#### Instructions for the task
Duplicate the following rows, keeping every character unchanged.
Records supplied start
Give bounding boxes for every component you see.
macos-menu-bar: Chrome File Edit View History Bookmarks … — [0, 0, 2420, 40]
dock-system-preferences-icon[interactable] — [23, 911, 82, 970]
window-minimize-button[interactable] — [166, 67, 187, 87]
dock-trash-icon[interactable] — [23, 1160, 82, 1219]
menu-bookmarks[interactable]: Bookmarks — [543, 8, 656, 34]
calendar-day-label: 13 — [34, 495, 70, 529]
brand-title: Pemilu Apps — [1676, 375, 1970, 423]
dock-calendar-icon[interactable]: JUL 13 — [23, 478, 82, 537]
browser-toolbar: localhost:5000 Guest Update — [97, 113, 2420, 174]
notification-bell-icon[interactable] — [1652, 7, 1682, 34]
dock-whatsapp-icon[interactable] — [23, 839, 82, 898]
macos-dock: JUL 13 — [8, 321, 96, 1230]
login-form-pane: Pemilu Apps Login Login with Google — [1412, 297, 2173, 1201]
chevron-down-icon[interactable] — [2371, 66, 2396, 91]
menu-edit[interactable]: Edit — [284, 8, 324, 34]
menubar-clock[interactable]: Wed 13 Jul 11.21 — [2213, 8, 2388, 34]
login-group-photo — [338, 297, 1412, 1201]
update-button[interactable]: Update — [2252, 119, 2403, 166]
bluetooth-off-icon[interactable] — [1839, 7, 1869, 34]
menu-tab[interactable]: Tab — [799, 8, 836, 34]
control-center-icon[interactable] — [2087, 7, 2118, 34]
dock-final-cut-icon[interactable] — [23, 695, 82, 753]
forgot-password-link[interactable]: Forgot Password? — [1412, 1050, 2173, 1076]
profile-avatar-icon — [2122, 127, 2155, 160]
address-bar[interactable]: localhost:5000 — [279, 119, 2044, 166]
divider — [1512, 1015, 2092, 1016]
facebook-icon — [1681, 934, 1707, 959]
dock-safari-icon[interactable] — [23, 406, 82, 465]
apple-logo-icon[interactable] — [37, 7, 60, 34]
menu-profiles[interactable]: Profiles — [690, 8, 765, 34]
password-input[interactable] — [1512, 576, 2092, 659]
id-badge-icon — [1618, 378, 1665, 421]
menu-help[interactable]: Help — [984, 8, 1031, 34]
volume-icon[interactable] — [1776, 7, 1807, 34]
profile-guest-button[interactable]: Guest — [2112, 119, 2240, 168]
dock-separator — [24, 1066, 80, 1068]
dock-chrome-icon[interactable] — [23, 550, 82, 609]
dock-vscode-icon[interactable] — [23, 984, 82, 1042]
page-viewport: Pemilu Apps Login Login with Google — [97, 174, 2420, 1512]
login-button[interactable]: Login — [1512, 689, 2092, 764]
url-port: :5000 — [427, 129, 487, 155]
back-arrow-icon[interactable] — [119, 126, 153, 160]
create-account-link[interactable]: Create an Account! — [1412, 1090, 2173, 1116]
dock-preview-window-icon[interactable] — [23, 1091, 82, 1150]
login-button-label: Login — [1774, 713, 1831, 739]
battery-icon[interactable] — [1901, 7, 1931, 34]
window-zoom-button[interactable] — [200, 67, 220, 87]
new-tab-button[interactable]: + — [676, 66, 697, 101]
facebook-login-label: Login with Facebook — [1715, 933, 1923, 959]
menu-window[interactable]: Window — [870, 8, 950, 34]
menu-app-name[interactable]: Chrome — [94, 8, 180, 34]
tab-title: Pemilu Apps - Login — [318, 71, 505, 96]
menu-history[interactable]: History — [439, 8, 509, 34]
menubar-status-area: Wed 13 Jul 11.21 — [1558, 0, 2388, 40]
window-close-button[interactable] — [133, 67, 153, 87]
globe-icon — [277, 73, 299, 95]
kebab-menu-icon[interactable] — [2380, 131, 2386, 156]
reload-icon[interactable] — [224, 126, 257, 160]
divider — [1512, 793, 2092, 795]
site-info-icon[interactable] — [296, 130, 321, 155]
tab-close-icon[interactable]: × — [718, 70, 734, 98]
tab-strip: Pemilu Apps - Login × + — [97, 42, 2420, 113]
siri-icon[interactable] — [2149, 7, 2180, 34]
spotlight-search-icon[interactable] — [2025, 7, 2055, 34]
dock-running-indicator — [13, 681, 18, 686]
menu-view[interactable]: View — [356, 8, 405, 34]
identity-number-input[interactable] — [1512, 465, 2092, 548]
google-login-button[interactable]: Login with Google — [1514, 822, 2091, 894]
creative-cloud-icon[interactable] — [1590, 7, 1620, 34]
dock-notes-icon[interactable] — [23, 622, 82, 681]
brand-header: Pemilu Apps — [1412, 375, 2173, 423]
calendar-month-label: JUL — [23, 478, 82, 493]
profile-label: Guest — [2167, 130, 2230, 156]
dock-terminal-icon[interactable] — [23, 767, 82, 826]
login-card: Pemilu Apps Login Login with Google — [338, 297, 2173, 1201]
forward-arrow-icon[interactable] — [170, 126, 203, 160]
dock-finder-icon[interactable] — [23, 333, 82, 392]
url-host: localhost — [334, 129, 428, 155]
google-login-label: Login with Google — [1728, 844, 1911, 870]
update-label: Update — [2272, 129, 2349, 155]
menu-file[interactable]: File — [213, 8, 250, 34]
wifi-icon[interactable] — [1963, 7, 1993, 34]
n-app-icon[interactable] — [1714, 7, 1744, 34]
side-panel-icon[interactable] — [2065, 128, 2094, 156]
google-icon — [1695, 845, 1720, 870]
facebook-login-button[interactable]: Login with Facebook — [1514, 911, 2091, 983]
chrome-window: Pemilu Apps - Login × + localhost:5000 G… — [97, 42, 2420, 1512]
Records supplied end
#### Result of this task
Give bounding boxes for every component you see.
macos-menu-bar: Chrome File Edit View History Bookmarks … — [0, 0, 2420, 40]
dock-system-preferences-icon[interactable] — [23, 911, 82, 970]
window-minimize-button[interactable] — [166, 67, 187, 87]
dock-trash-icon[interactable] — [23, 1160, 82, 1219]
menu-bookmarks[interactable]: Bookmarks — [543, 8, 656, 34]
calendar-day-label: 13 — [34, 495, 70, 529]
brand-title: Pemilu Apps — [1676, 375, 1970, 423]
dock-calendar-icon[interactable]: JUL 13 — [23, 478, 82, 537]
browser-toolbar: localhost:5000 Guest Update — [97, 113, 2420, 174]
notification-bell-icon[interactable] — [1652, 7, 1682, 34]
dock-whatsapp-icon[interactable] — [23, 839, 82, 898]
macos-dock: JUL 13 — [8, 321, 96, 1230]
login-form-pane: Pemilu Apps Login Login with Google — [1412, 297, 2173, 1201]
chevron-down-icon[interactable] — [2371, 66, 2396, 91]
menu-edit[interactable]: Edit — [284, 8, 324, 34]
menubar-clock[interactable]: Wed 13 Jul 11.21 — [2213, 8, 2388, 34]
login-group-photo — [338, 297, 1412, 1201]
update-button[interactable]: Update — [2252, 119, 2403, 166]
bluetooth-off-icon[interactable] — [1839, 7, 1869, 34]
menu-tab[interactable]: Tab — [799, 8, 836, 34]
control-center-icon[interactable] — [2087, 7, 2118, 34]
dock-final-cut-icon[interactable] — [23, 695, 82, 753]
forgot-password-link[interactable]: Forgot Password? — [1412, 1050, 2173, 1076]
profile-avatar-icon — [2122, 127, 2155, 160]
address-bar[interactable]: localhost:5000 — [279, 119, 2044, 166]
divider — [1512, 1015, 2092, 1016]
facebook-icon — [1681, 934, 1707, 959]
dock-safari-icon[interactable] — [23, 406, 82, 465]
apple-logo-icon[interactable] — [37, 7, 60, 34]
menu-profiles[interactable]: Profiles — [690, 8, 765, 34]
password-input[interactable] — [1512, 576, 2092, 659]
id-badge-icon — [1618, 378, 1665, 421]
menu-help[interactable]: Help — [984, 8, 1031, 34]
volume-icon[interactable] — [1776, 7, 1807, 34]
profile-guest-button[interactable]: Guest — [2112, 119, 2240, 168]
dock-separator — [24, 1066, 80, 1068]
dock-chrome-icon[interactable] — [23, 550, 82, 609]
dock-vscode-icon[interactable] — [23, 984, 82, 1042]
page-viewport: Pemilu Apps Login Login with Google — [97, 174, 2420, 1512]
login-button[interactable]: Login — [1512, 689, 2092, 764]
url-port: :5000 — [427, 129, 487, 155]
back-arrow-icon[interactable] — [119, 126, 153, 160]
create-account-link[interactable]: Create an Account! — [1412, 1090, 2173, 1116]
dock-preview-window-icon[interactable] — [23, 1091, 82, 1150]
login-button-label: Login — [1774, 713, 1831, 739]
battery-icon[interactable] — [1901, 7, 1931, 34]
window-zoom-button[interactable] — [200, 67, 220, 87]
new-tab-button[interactable]: + — [676, 66, 697, 101]
facebook-login-label: Login with Facebook — [1715, 933, 1923, 959]
menu-window[interactable]: Window — [870, 8, 950, 34]
menu-app-name[interactable]: Chrome — [94, 8, 180, 34]
tab-title: Pemilu Apps - Login — [318, 71, 505, 96]
menu-history[interactable]: History — [439, 8, 509, 34]
menubar-status-area: Wed 13 Jul 11.21 — [1558, 0, 2388, 40]
window-close-button[interactable] — [133, 67, 153, 87]
globe-icon — [277, 73, 299, 95]
kebab-menu-icon[interactable] — [2380, 131, 2386, 156]
reload-icon[interactable] — [224, 126, 257, 160]
divider — [1512, 793, 2092, 795]
site-info-icon[interactable] — [296, 130, 321, 155]
tab-close-icon[interactable]: × — [718, 70, 734, 98]
tab-strip: Pemilu Apps - Login × + — [97, 42, 2420, 113]
siri-icon[interactable] — [2149, 7, 2180, 34]
spotlight-search-icon[interactable] — [2025, 7, 2055, 34]
dock-running-indicator — [13, 681, 18, 686]
menu-view[interactable]: View — [356, 8, 405, 34]
identity-number-input[interactable] — [1512, 465, 2092, 548]
google-login-button[interactable]: Login with Google — [1514, 822, 2091, 894]
creative-cloud-icon[interactable] — [1590, 7, 1620, 34]
dock-notes-icon[interactable] — [23, 622, 82, 681]
brand-header: Pemilu Apps — [1412, 375, 2173, 423]
calendar-month-label: JUL — [23, 478, 82, 493]
profile-label: Guest — [2167, 130, 2230, 156]
dock-terminal-icon[interactable] — [23, 767, 82, 826]
login-card: Pemilu Apps Login Login with Google — [338, 297, 2173, 1201]
forward-arrow-icon[interactable] — [170, 126, 203, 160]
dock-finder-icon[interactable] — [23, 333, 82, 392]
url-host: localhost — [334, 129, 428, 155]
google-login-label: Login with Google — [1728, 844, 1911, 870]
update-label: Update — [2272, 129, 2349, 155]
menu-file[interactable]: File — [213, 8, 250, 34]
wifi-icon[interactable] — [1963, 7, 1993, 34]
n-app-icon[interactable] — [1714, 7, 1744, 34]
side-panel-icon[interactable] — [2065, 128, 2094, 156]
google-icon — [1695, 845, 1720, 870]
facebook-login-button[interactable]: Login with Facebook — [1514, 911, 2091, 983]
chrome-window: Pemilu Apps - Login × + localhost:5000 G… — [97, 42, 2420, 1512]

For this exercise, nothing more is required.